● Exercise prompt
Write the data out again, exactly as given.

[Extracted data entries]
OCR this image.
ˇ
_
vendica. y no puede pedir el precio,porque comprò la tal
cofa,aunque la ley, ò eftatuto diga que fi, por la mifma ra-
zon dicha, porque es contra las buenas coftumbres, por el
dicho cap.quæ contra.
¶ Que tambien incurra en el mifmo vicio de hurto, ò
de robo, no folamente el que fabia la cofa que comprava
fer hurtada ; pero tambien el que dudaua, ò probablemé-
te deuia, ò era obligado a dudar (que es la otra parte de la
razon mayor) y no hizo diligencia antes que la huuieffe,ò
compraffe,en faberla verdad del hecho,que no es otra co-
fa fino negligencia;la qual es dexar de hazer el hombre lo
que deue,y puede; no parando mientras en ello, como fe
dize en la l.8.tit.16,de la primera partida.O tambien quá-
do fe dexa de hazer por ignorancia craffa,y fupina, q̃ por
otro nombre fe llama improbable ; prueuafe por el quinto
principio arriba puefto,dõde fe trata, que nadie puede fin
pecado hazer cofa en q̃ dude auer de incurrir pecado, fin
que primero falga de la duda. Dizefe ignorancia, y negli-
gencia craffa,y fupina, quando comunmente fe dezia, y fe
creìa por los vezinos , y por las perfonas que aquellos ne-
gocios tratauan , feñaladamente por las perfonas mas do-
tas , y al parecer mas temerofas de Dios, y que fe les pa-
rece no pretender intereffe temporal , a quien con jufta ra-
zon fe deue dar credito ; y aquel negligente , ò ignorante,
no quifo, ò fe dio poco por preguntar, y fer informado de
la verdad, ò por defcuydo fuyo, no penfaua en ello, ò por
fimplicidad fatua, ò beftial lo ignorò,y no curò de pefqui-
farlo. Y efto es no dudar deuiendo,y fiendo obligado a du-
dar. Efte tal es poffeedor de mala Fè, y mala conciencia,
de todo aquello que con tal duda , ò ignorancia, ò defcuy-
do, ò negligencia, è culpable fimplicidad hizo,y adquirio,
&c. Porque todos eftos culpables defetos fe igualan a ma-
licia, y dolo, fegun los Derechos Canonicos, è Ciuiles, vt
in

● Right answer
OCR this image.
ˇ
_
vendica. y no puede pedir el precio,porque comprò la tal
cofa,aunque la ley, ò eftatuto diga que fi, por la mifma ra-
zon dicha, porque es contra las buenas coftumbres, por el
dicho cap.quæ contra.
¶ Que tambien incurra en el mifmo vicio de hurto, ò
de robo, no folamente el que fabia la cofa que comprava
fer hurtada ; pero tambien el que dudaua, ò probablemé-
te deuia, ò era obligado a dudar (que es la otra parte de la
razon mayor) y no hizo diligencia antes que la huuieffe,ò
compraffe,en faberla verdad del hecho,que no es otra co-
fa fino negligencia;la qual es dexar de hazer el hombre lo
que deue,y puede; no parando mientras en ello, como fe
dize en la l.8.tit.16,de la primera partida.O tambien quá-
do fe dexa de hazer por ignorancia craffa,y fupina, q̃ por
otro nombre fe llama improbable ; prueuafe por el quinto
principio arriba puefto,dõde fe trata, que nadie puede fin
pecado hazer cofa en q̃ dude auer de incurrir pecado, fin
que primero falga de la duda. Dizefe ignorancia, y negli-
gencia craffa,y fupina, quando comunmente fe dezia, y fe
creìa por los vezinos , y por las perfonas que aquellos ne-
gocios tratauan , feñaladamente por las perfonas mas do-
tas , y al parecer mas temerofas de Dios, y que fe les pa-
rece no pretender intereffe temporal , a quien con jufta ra-
zon fe deue dar credito ; y aquel negligente , ò ignorante,
no quifo, ò fe dio poco por preguntar, y fer informado de
la verdad, ò por defcuydo fuyo, no penfaua en ello, ò por
fimplicidad fatua, ò beftial lo ignorò,y no curò de pefqui-
farlo. Y efto es no dudar deuiendo,y fiendo obligado a du-
dar. Efte tal es poffeedor de mala Fè, y mala conciencia,
de todo aquello que con tal duda , ò ignorancia, ò defcuy-
do, ò negligencia, è culpable fimplicidad hizo,y adquirio,
&c. Porque todos eftos culpables defetos fe igualan a ma-
licia, y dolo, fegun los Derechos Canonicos, è Ciuiles, vt
in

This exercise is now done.